STATED PROBLEM: Skip the images and return the records below exactly.

DATA ROWS:
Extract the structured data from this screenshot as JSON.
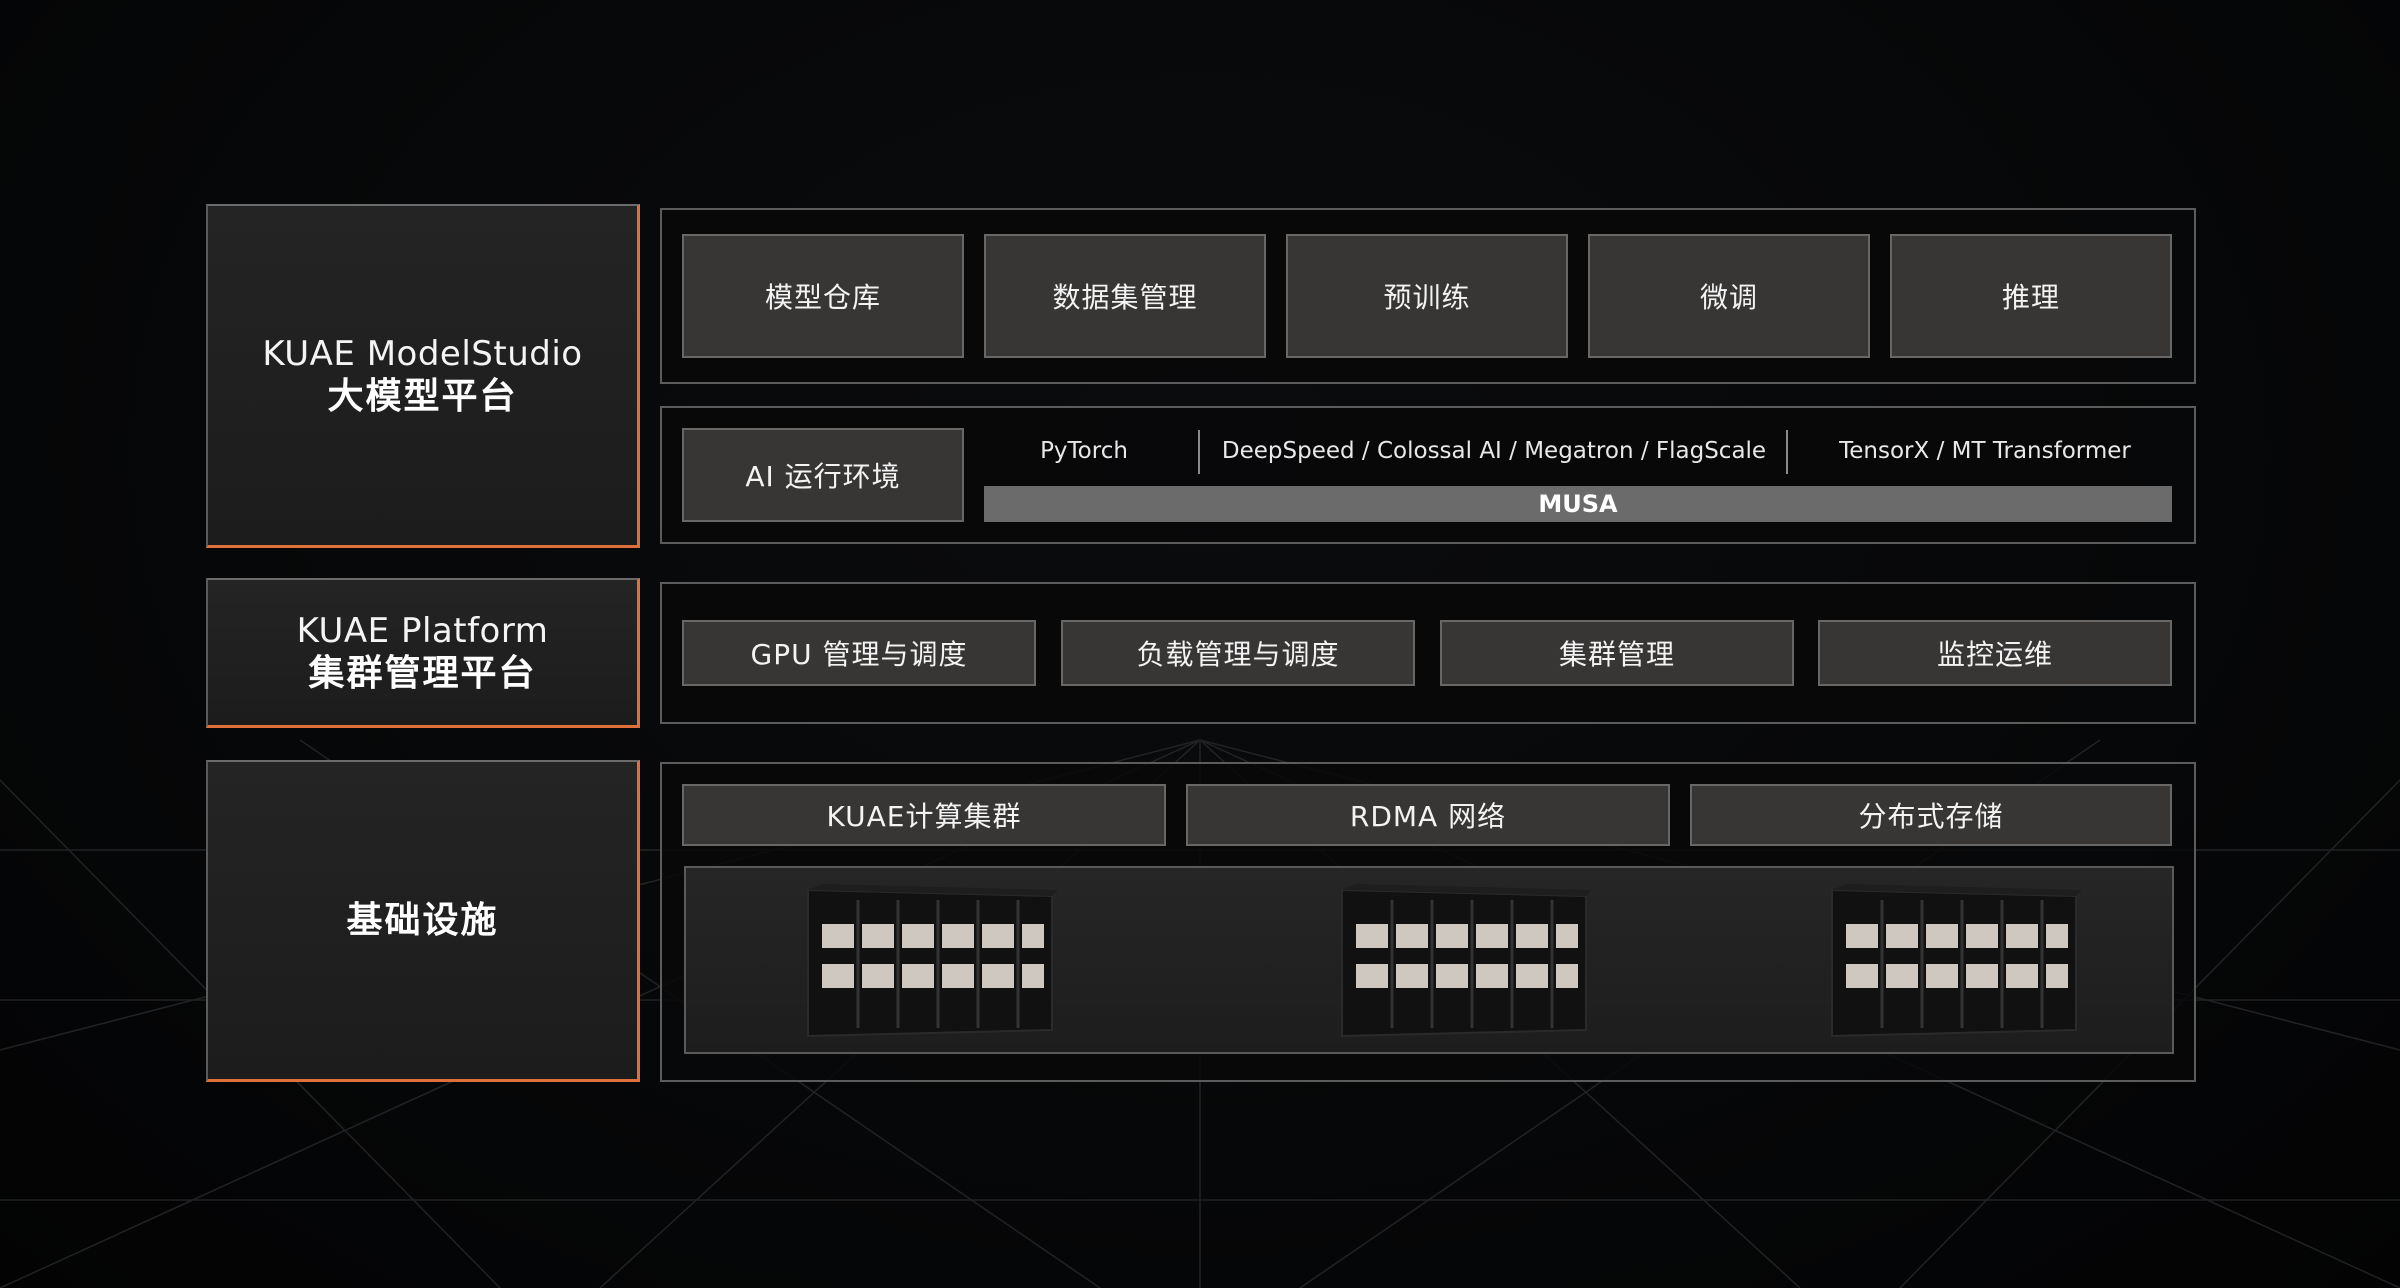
{
  "layers": {
    "model_studio": {
      "title_en": "KUAE ModelStudio",
      "title_zh": "大模型平台",
      "modules": [
        "模型仓库",
        "数据集管理",
        "预训练",
        "微调",
        "推理"
      ],
      "runtime": {
        "label": "AI 运行环境",
        "frameworks": [
          "PyTorch",
          "DeepSpeed / Colossal AI / Megatron / FlagScale",
          "TensorX / MT Transformer"
        ],
        "base": "MUSA"
      }
    },
    "platform": {
      "title_en": "KUAE Platform",
      "title_zh": "集群管理平台",
      "modules": [
        "GPU 管理与调度",
        "负载管理与调度",
        "集群管理",
        "监控运维"
      ]
    },
    "infrastructure": {
      "title_zh": "基础设施",
      "modules": [
        "KUAE计算集群",
        "RDMA 网络",
        "分布式存储"
      ]
    }
  },
  "colors": {
    "accent": "#e0703a",
    "tile": "#373635",
    "musa_bar": "#6b6b6c"
  }
}
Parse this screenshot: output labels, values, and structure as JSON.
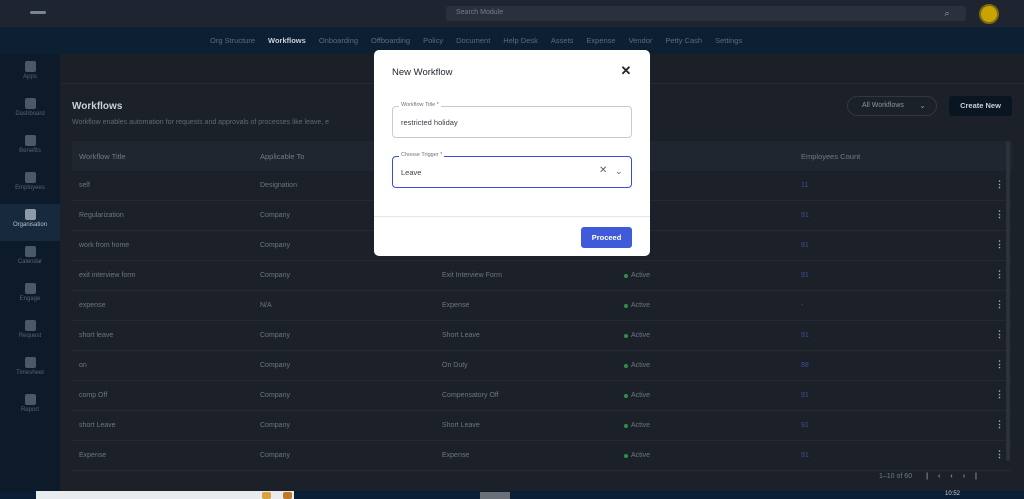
{
  "topbar": {
    "search_placeholder": "Search Module"
  },
  "nav": {
    "links": [
      "Org Structure",
      "Workflows",
      "Onboarding",
      "Offboarding",
      "Policy",
      "Document",
      "Help Desk",
      "Assets",
      "Expense",
      "Vendor",
      "Petty Cash",
      "Settings"
    ],
    "active": "Workflows"
  },
  "sidebar": {
    "items": [
      "Apps",
      "Dashboard",
      "Benefits",
      "Employees",
      "Organisation",
      "Calendar",
      "Engage",
      "Request",
      "Timesheet",
      "Report"
    ],
    "active": "Organisation"
  },
  "page": {
    "title": "Workflows",
    "subtitle": "Workflow enables automation for requests and approvals of processes like leave, e",
    "filter_label": "All Workflows",
    "create_label": "Create New"
  },
  "table": {
    "headers": [
      "Workflow Title",
      "Applicable To",
      "",
      "",
      "Employees Count"
    ],
    "rows": [
      [
        "self",
        "Designation",
        "",
        "",
        "11"
      ],
      [
        "Regularization",
        "Company",
        "",
        "",
        "91"
      ],
      [
        "work from home",
        "Company",
        "",
        "",
        "91"
      ],
      [
        "exit interview form",
        "Company",
        "Exit Interview Form",
        "Active",
        "91"
      ],
      [
        "expense",
        "N/A",
        "Expense",
        "Active",
        "-"
      ],
      [
        "short leave",
        "Company",
        "Short Leave",
        "Active",
        "91"
      ],
      [
        "on",
        "Company",
        "On Duty",
        "Active",
        "88"
      ],
      [
        "comp Off",
        "Company",
        "Compensatory Off",
        "Active",
        "91"
      ],
      [
        "short Leave",
        "Company",
        "Short Leave",
        "Active",
        "91"
      ],
      [
        "Expense",
        "Company",
        "Expense",
        "Active",
        "91"
      ]
    ],
    "pagination": "1–10 of 60"
  },
  "modal": {
    "title": "New Workflow",
    "workflow_title_label": "Workflow Title *",
    "workflow_title_value": "restricted holiday",
    "trigger_label": "Choose Trigger *",
    "trigger_value": "Leave",
    "proceed_label": "Proceed"
  },
  "taskbar": {
    "clock": "10:52"
  },
  "colors": {
    "accent": "#3f5bd9",
    "overlay": "#1c2129",
    "active_dot": "#2f8f4a"
  }
}
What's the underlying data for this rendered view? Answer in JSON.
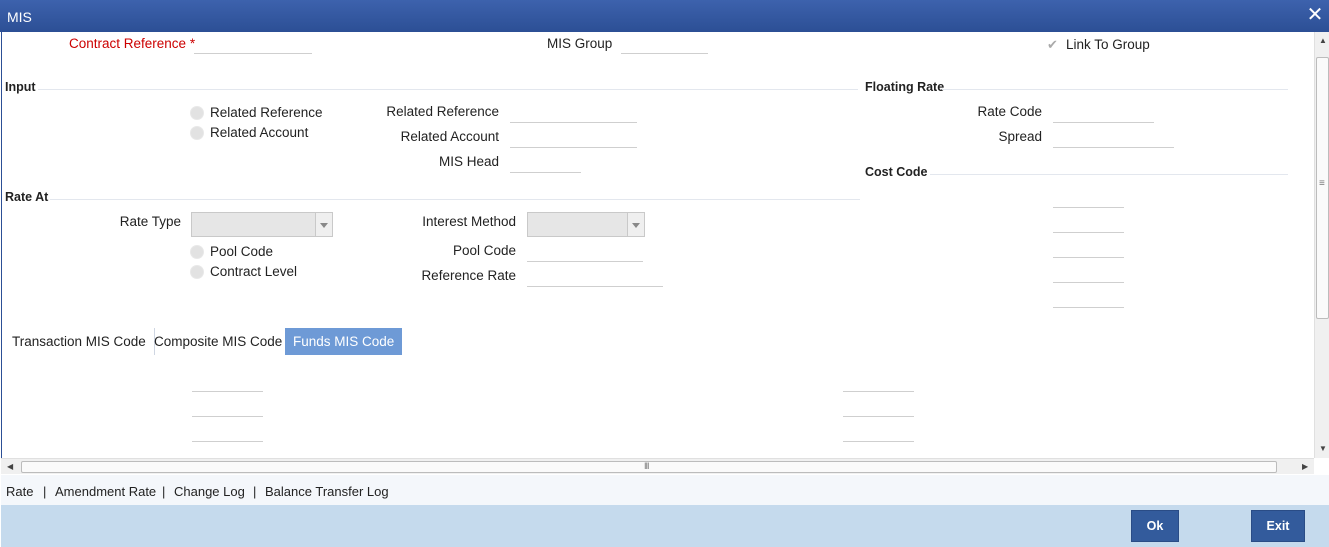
{
  "window": {
    "title": "MIS",
    "close_glyph": "✕"
  },
  "header": {
    "contract_reference_label": "Contract Reference",
    "required_marker": "*",
    "mis_group_label": "MIS Group",
    "link_to_group_label": "Link To Group",
    "link_to_group_checked": true
  },
  "input_section": {
    "title": "Input",
    "radio_related_reference": "Related Reference",
    "radio_related_account": "Related Account",
    "related_reference_label": "Related Reference",
    "related_account_label": "Related Account",
    "mis_head_label": "MIS Head"
  },
  "floating_rate_section": {
    "title": "Floating Rate",
    "rate_code_label": "Rate Code",
    "spread_label": "Spread"
  },
  "cost_code_section": {
    "title": "Cost Code"
  },
  "rate_at_section": {
    "title": "Rate At",
    "rate_type_label": "Rate Type",
    "radio_pool_code": "Pool Code",
    "radio_contract_level": "Contract Level",
    "interest_method_label": "Interest Method",
    "pool_code_label": "Pool Code",
    "reference_rate_label": "Reference Rate"
  },
  "tabs": [
    {
      "label": "Transaction MIS Code",
      "active": false
    },
    {
      "label": "Composite MIS Code",
      "active": false
    },
    {
      "label": "Funds MIS Code",
      "active": true
    }
  ],
  "bottom_links": [
    "Rate",
    "Amendment Rate",
    "Change Log",
    "Balance Transfer Log"
  ],
  "link_separator": "|",
  "buttons": {
    "ok": "Ok",
    "exit": "Exit"
  },
  "colors": {
    "titlebar": "#2c4f95",
    "required": "#cc0000",
    "active_tab": "#6e9ad6",
    "footer": "#c5daed",
    "button": "#335b9c"
  }
}
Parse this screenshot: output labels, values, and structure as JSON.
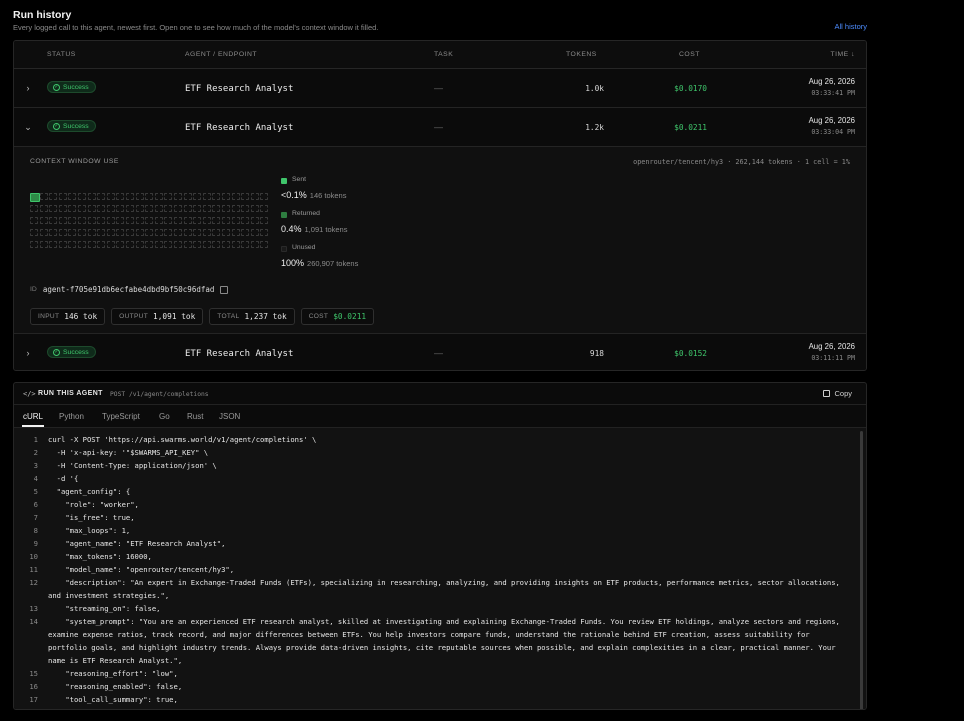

WRITTEN SOLUTION:
Extract the structured data from this screenshot as JSON.
{
  "layers": {
    "model_studio": {
      "title_en": "KUAE ModelStudio",
      "title_zh": "大模型平台",
      "modules": [
        "模型仓库",
        "数据集管理",
        "预训练",
        "微调",
        "推理"
      ],
      "runtime": {
        "label": "AI 运行环境",
        "frameworks": [
          "PyTorch",
          "DeepSpeed / Colossal AI / Megatron / FlagScale",
          "TensorX / MT Transformer"
        ],
        "base": "MUSA"
      }
    },
    "platform": {
      "title_en": "KUAE Platform",
      "title_zh": "集群管理平台",
      "modules": [
        "GPU 管理与调度",
        "负载管理与调度",
        "集群管理",
        "监控运维"
      ]
    },
    "infrastructure": {
      "title_zh": "基础设施",
      "modules": [
        "KUAE计算集群",
        "RDMA 网络",
        "分布式存储"
      ]
    }
  },
  "colors": {
    "accent": "#e0703a",
    "tile": "#373635",
    "musa_bar": "#6b6b6c"
  }
}
Parse this screenshot: output labels, values, and structure as JSON.
{
  "topbar": {
    "search_placeholder": "Search Module"
  },
  "nav": {
    "links": [
      "Org Structure",
      "Workflows",
      "Onboarding",
      "Offboarding",
      "Policy",
      "Document",
      "Help Desk",
      "Assets",
      "Expense",
      "Vendor",
      "Petty Cash",
      "Settings"
    ],
    "active": "Workflows"
  },
  "sidebar": {
    "items": [
      "Apps",
      "Dashboard",
      "Benefits",
      "Employees",
      "Organisation",
      "Calendar",
      "Engage",
      "Request",
      "Timesheet",
      "Report"
    ],
    "active": "Organisation"
  },
  "page": {
    "title": "Workflows",
    "subtitle": "Workflow enables automation for requests and approvals of processes like leave, e",
    "filter_label": "All Workflows",
    "create_label": "Create New"
  },
  "table": {
    "headers": [
      "Workflow Title",
      "Applicable To",
      "",
      "",
      "Employees Count"
    ],
    "rows": [
      [
        "self",
        "Designation",
        "",
        "",
        "11"
      ],
      [
        "Regularization",
        "Company",
        "",
        "",
        "91"
      ],
      [
        "work from home",
        "Company",
        "",
        "",
        "91"
      ],
      [
        "exit interview form",
        "Company",
        "Exit Interview Form",
        "Active",
        "91"
      ],
      [
        "expense",
        "N/A",
        "Expense",
        "Active",
        "-"
      ],
      [
        "short leave",
        "Company",
        "Short Leave",
        "Active",
        "91"
      ],
      [
        "on",
        "Company",
        "On Duty",
        "Active",
        "88"
      ],
      [
        "comp Off",
        "Company",
        "Compensatory Off",
        "Active",
        "91"
      ],
      [
        "short Leave",
        "Company",
        "Short Leave",
        "Active",
        "91"
      ],
      [
        "Expense",
        "Company",
        "Expense",
        "Active",
        "91"
      ]
    ],
    "pagination": "1–10 of 60"
  },
  "modal": {
    "title": "New Workflow",
    "workflow_title_label": "Workflow Title *",
    "workflow_title_value": "restricted holiday",
    "trigger_label": "Choose Trigger *",
    "trigger_value": "Leave",
    "proceed_label": "Proceed"
  },
  "taskbar": {
    "clock": "10:52"
  },
  "colors": {
    "accent": "#3f5bd9",
    "overlay": "#1c2129",
    "active_dot": "#2f8f4a"
  }
}
What's the underlying data for this rendered view? Answer in JSON.
{
  "window": {
    "title": "MIS",
    "close_glyph": "✕"
  },
  "header": {
    "contract_reference_label": "Contract Reference",
    "required_marker": "*",
    "mis_group_label": "MIS Group",
    "link_to_group_label": "Link To Group",
    "link_to_group_checked": true
  },
  "input_section": {
    "title": "Input",
    "radio_related_reference": "Related Reference",
    "radio_related_account": "Related Account",
    "related_reference_label": "Related Reference",
    "related_account_label": "Related Account",
    "mis_head_label": "MIS Head"
  },
  "floating_rate_section": {
    "title": "Floating Rate",
    "rate_code_label": "Rate Code",
    "spread_label": "Spread"
  },
  "cost_code_section": {
    "title": "Cost Code"
  },
  "rate_at_section": {
    "title": "Rate At",
    "rate_type_label": "Rate Type",
    "radio_pool_code": "Pool Code",
    "radio_contract_level": "Contract Level",
    "interest_method_label": "Interest Method",
    "pool_code_label": "Pool Code",
    "reference_rate_label": "Reference Rate"
  },
  "tabs": [
    {
      "label": "Transaction MIS Code",
      "active": false
    },
    {
      "label": "Composite MIS Code",
      "active": false
    },
    {
      "label": "Funds MIS Code",
      "active": true
    }
  ],
  "bottom_links": [
    "Rate",
    "Amendment Rate",
    "Change Log",
    "Balance Transfer Log"
  ],
  "link_separator": "|",
  "buttons": {
    "ok": "Ok",
    "exit": "Exit"
  },
  "colors": {
    "titlebar": "#2c4f95",
    "required": "#cc0000",
    "active_tab": "#6e9ad6",
    "footer": "#c5daed",
    "button": "#335b9c"
  }
}
Parse this screenshot: output labels, values, and structure as JSON.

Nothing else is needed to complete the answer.